Your goal
Identify all lines of the data containing the string "sublabel" and copy them.

Raw data
______

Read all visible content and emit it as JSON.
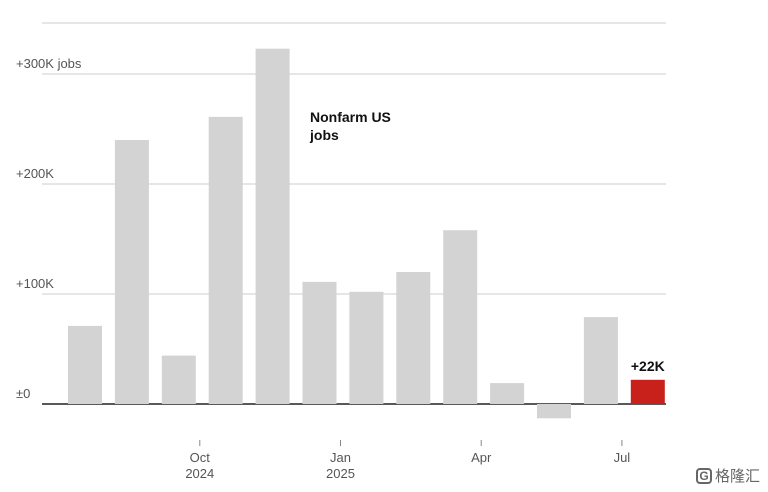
{
  "chart_data": {
    "type": "bar",
    "categories": [
      "2024-08",
      "2024-09",
      "2024-10",
      "2024-11",
      "2024-12",
      "2025-01",
      "2025-02",
      "2025-03",
      "2025-04",
      "2025-05",
      "2025-06",
      "2025-07",
      "2025-08"
    ],
    "values": [
      71,
      240,
      44,
      261,
      323,
      111,
      102,
      120,
      158,
      19,
      -13,
      79,
      22
    ],
    "highlight_index": 12,
    "highlight_label": "+22K",
    "annotation": "Nonfarm US jobs",
    "title": "",
    "xlabel": "",
    "ylabel": "",
    "ylim": [
      -20,
      350
    ],
    "yticks": [
      {
        "value": 0,
        "label": "±0"
      },
      {
        "value": 100,
        "label": "+100K"
      },
      {
        "value": 200,
        "label": "+200K"
      },
      {
        "value": 300,
        "label": "+300K jobs"
      }
    ],
    "xticks": [
      {
        "index": 2,
        "label": "Oct",
        "sublabel": "2024"
      },
      {
        "index": 5,
        "label": "Jan",
        "sublabel": "2025"
      },
      {
        "index": 8,
        "label": "Apr",
        "sublabel": ""
      },
      {
        "index": 11,
        "label": "Jul",
        "sublabel": ""
      }
    ],
    "grid": true,
    "colors": {
      "bar": "#d3d3d3",
      "highlight": "#c8211b",
      "grid": "#cccccc",
      "baseline": "#222222"
    }
  },
  "watermark": {
    "icon": "g-logo-icon",
    "icon_glyph": "G",
    "text": "格隆汇"
  }
}
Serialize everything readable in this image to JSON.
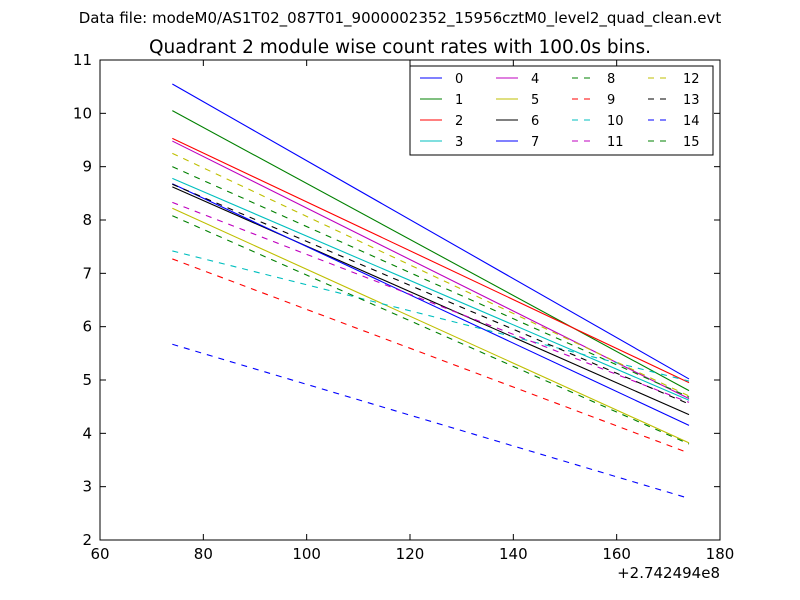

______

Task output
        "sublabel": "2024"
        "sublabel": "2025"
        "sublabel": ""
        "sublabel": ""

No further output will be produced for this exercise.